■ SHORT PROBLEM: Without the pictures, repeat the listing character for character.

(Dataset items)
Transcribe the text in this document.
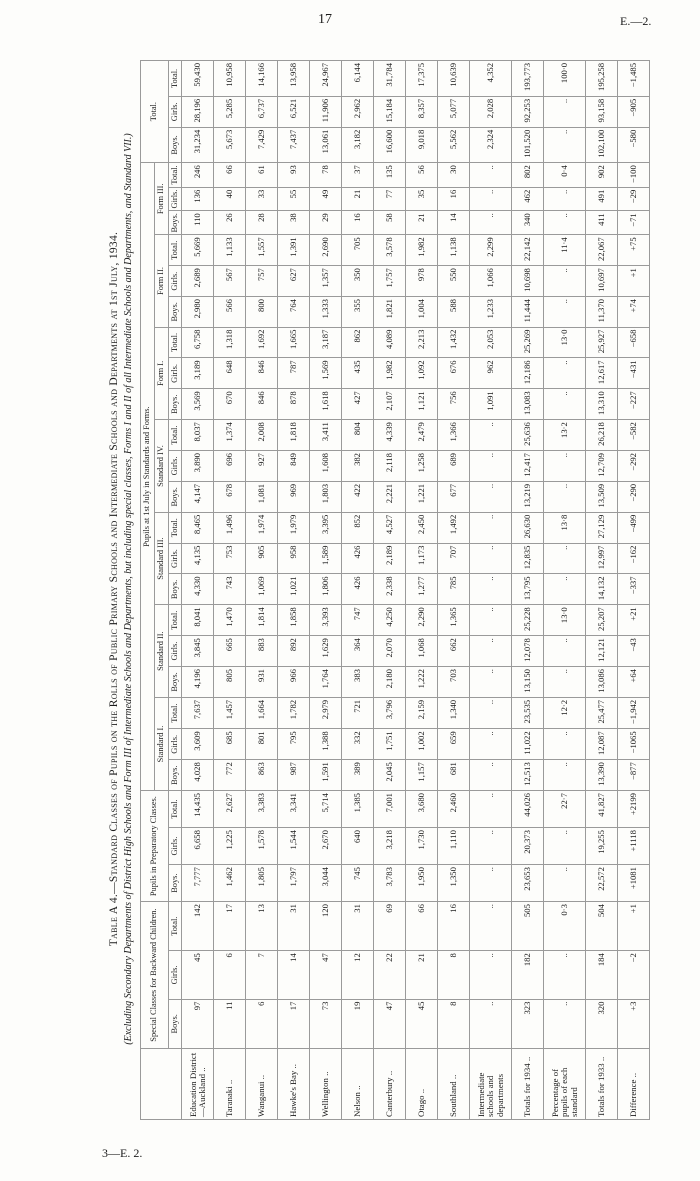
17	E.—2.
3—E. 2.
Table A 4.—Standard Classes of Pupils on the Rolls of Public Primary Schools and Intermediate Schools and Departments at 1st July, 1934. (Excluding Secondary Departments of District High Schools and Form III of Intermediate Schools and Departments, but including special classes, Forms I and II of all Intermediate Schools and Departments, and Standard VII.)
	Special Classes for Backward Children.			Pupils in Preparatory Classes.			Pupils at 1st July in Standards and Forms.																					Total.		
							Standard I.			Standard II.			Standard III.			Standard IV.			Form I.			Form II.			Form III.					
	Boys.	Girls.	Total.	Boys.	Girls.	Total.	Boys.	Girls.	Total.	Boys.	Girls.	Total.	Boys.	Girls.	Total.	Boys.	Girls.	Total.	Boys.	Girls.	Total.	Boys.	Girls.	Total.	Boys.	Girls.	Total.	Boys.	Girls.	Total.
Education District—Auckland ..	97	45	142	7,777	6,658	14,435	4,028	3,609	7,637	4,196	3,845	8,041	4,330	4,135	8,465	4,147	3,890	8,037	3,569	3,189	6,758	2,980	2,689	5,669	110	136	246	31,234	28,196	59,430
Taranaki ..	11	6	17	1,462	1,225	2,627	772	685	1,457	805	665	1,470	743	753	1,496	678	696	1,374	670	648	1,318	566	567	1,133	26	40	66	5,673	5,285	10,958
Wanganui ..	6	7	13	1,805	1,578	3,383	863	801	1,664	931	883	1,814	1,069	905	1,974	1,081	927	2,008	846	846	1,692	800	757	1,557	28	33	61	7,429	6,737	14,166
Hawke's Bay ..	17	14	31	1,797	1,544	3,341	987	795	1,782	966	892	1,858	1,021	958	1,979	969	849	1,818	878	787	1,665	764	627	1,391	38	55	93	7,437	6,521	13,958
Wellington ..	73	47	120	3,044	2,670	5,714	1,591	1,388	2,979	1,764	1,629	3,393	1,806	1,589	3,395	1,803	1,608	3,411	1,618	1,569	3,187	1,333	1,357	2,690	29	49	78	13,061	11,906	24,967
Nelson ..	19	12	31	745	640	1,385	389	332	721	383	364	747	426	426	852	422	382	804	427	435	862	355	350	705	16	21	37	3,182	2,962	6,144
Canterbury ..	47	22	69	3,783	3,218	7,001	2,045	1,751	3,796	2,180	2,070	4,250	2,338	2,189	4,527	2,221	2,118	4,339	2,107	1,982	4,089	1,821	1,757	3,578	58	77	135	16,600	15,184	31,784
Otago ..	45	21	66	1,950	1,730	3,680	1,157	1,002	2,159	1,222	1,068	2,290	1,277	1,173	2,450	1,221	1,258	2,479	1,121	1,092	2,213	1,004	978	1,982	21	35	56	9,018	8,357	17,375
Southland ..	8	8	16	1,350	1,110	2,460	681	659	1,340	703	662	1,365	785	707	1,492	677	689	1,366	756	676	1,432	588	550	1,138	14	16	30	5,562	5,077	10,639
Intermediate schools and departments	..	..	..	..	..	..	..	..	..	..	..	..	..	..	..	..	..	..	1,091	962	2,053	1,233	1,066	2,299	..	..	..	2,324	2,028	4,352
Totals for 1934 ..	323	182	505	23,653	20,373	44,026	12,513	11,022	23,535	13,150	12,078	25,228	13,795	12,835	26,630	13,219	12,417	25,636	13,083	12,186	25,269	11,444	10,698	22,142	340	462	802	101,520	92,253	193,773
Percentage of pupils of each standard	..	..	0·3	..	..	22·7	..	..	12·2	..	..	13·0	..	..	13·8	..	..	13·2	..	..	13·0	..	..	11·4	..	..	0·4	..	..	100·0
Totals for 1933 ..	320	184	504	22,572	19,255	41,827	13,390	12,087	25,477	13,086	12,121	25,207	14,132	12,997	27,129	13,509	12,709	26,218	13,310	12,617	25,927	11,370	10,697	22,067	411	491	902	102,100	93,158	195,258
Difference ..	+3	−2	+1	+1081	+1118	+2199	−877	−1065	−1,942	+64	−43	+21	−337	−162	−499	−290	−292	−582	−227	−431	−658	+74	+1	+75	−71	−29	−100	−580	−905	−1,485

■ CORRECT RESPONSE:
Transcribe the text in this document.
17	E.—2.
3—E. 2.
Table A 4.—Standard Classes of Pupils on the Rolls of Public Primary Schools and Intermediate Schools and Departments at 1st July, 1934. (Excluding Secondary Departments of District High Schools and Form III of Intermediate Schools and Departments, but including special classes, Forms I and II of all Intermediate Schools and Departments, and Standard VII.)
	Special Classes for Backward Children.			Pupils in Preparatory Classes.			Pupils at 1st July in Standards and Forms.																					Total.		
							Standard I.			Standard II.			Standard III.			Standard IV.			Form I.			Form II.			Form III.					
	Boys.	Girls.	Total.	Boys.	Girls.	Total.	Boys.	Girls.	Total.	Boys.	Girls.	Total.	Boys.	Girls.	Total.	Boys.	Girls.	Total.	Boys.	Girls.	Total.	Boys.	Girls.	Total.	Boys.	Girls.	Total.	Boys.	Girls.	Total.
Education District—Auckland ..	97	45	142	7,777	6,658	14,435	4,028	3,609	7,637	4,196	3,845	8,041	4,330	4,135	8,465	4,147	3,890	8,037	3,569	3,189	6,758	2,980	2,689	5,669	110	136	246	31,234	28,196	59,430
Taranaki ..	11	6	17	1,462	1,225	2,627	772	685	1,457	805	665	1,470	743	753	1,496	678	696	1,374	670	648	1,318	566	567	1,133	26	40	66	5,673	5,285	10,958
Wanganui ..	6	7	13	1,805	1,578	3,383	863	801	1,664	931	883	1,814	1,069	905	1,974	1,081	927	2,008	846	846	1,692	800	757	1,557	28	33	61	7,429	6,737	14,166
Hawke's Bay ..	17	14	31	1,797	1,544	3,341	987	795	1,782	966	892	1,858	1,021	958	1,979	969	849	1,818	878	787	1,665	764	627	1,391	38	55	93	7,437	6,521	13,958
Wellington ..	73	47	120	3,044	2,670	5,714	1,591	1,388	2,979	1,764	1,629	3,393	1,806	1,589	3,395	1,803	1,608	3,411	1,618	1,569	3,187	1,333	1,357	2,690	29	49	78	13,061	11,906	24,967
Nelson ..	19	12	31	745	640	1,385	389	332	721	383	364	747	426	426	852	422	382	804	427	435	862	355	350	705	16	21	37	3,182	2,962	6,144
Canterbury ..	47	22	69	3,783	3,218	7,001	2,045	1,751	3,796	2,180	2,070	4,250	2,338	2,189	4,527	2,221	2,118	4,339	2,107	1,982	4,089	1,821	1,757	3,578	58	77	135	16,600	15,184	31,784
Otago ..	45	21	66	1,950	1,730	3,680	1,157	1,002	2,159	1,222	1,068	2,290	1,277	1,173	2,450	1,221	1,258	2,479	1,121	1,092	2,213	1,004	978	1,982	21	35	56	9,018	8,357	17,375
Southland ..	8	8	16	1,350	1,110	2,460	681	659	1,340	703	662	1,365	785	707	1,492	677	689	1,366	756	676	1,432	588	550	1,138	14	16	30	5,562	5,077	10,639
Intermediate schools and departments	..	..	..	..	..	..	..	..	..	..	..	..	..	..	..	..	..	..	1,091	962	2,053	1,233	1,066	2,299	..	..	..	2,324	2,028	4,352
Totals for 1934 ..	323	182	505	23,653	20,373	44,026	12,513	11,022	23,535	13,150	12,078	25,228	13,795	12,835	26,630	13,219	12,417	25,636	13,083	12,186	25,269	11,444	10,698	22,142	340	462	802	101,520	92,253	193,773
Percentage of pupils of each standard	..	..	0·3	..	..	22·7	..	..	12·2	..	..	13·0	..	..	13·8	..	..	13·2	..	..	13·0	..	..	11·4	..	..	0·4	..	..	100·0
Totals for 1933 ..	320	184	504	22,572	19,255	41,827	13,390	12,087	25,477	13,086	12,121	25,207	14,132	12,997	27,129	13,509	12,709	26,218	13,310	12,617	25,927	11,370	10,697	22,067	411	491	902	102,100	93,158	195,258
Difference ..	+3	−2	+1	+1081	+1118	+2199	−877	−1065	−1,942	+64	−43	+21	−337	−162	−499	−290	−292	−582	−227	−431	−658	+74	+1	+75	−71	−29	−100	−580	−905	−1,485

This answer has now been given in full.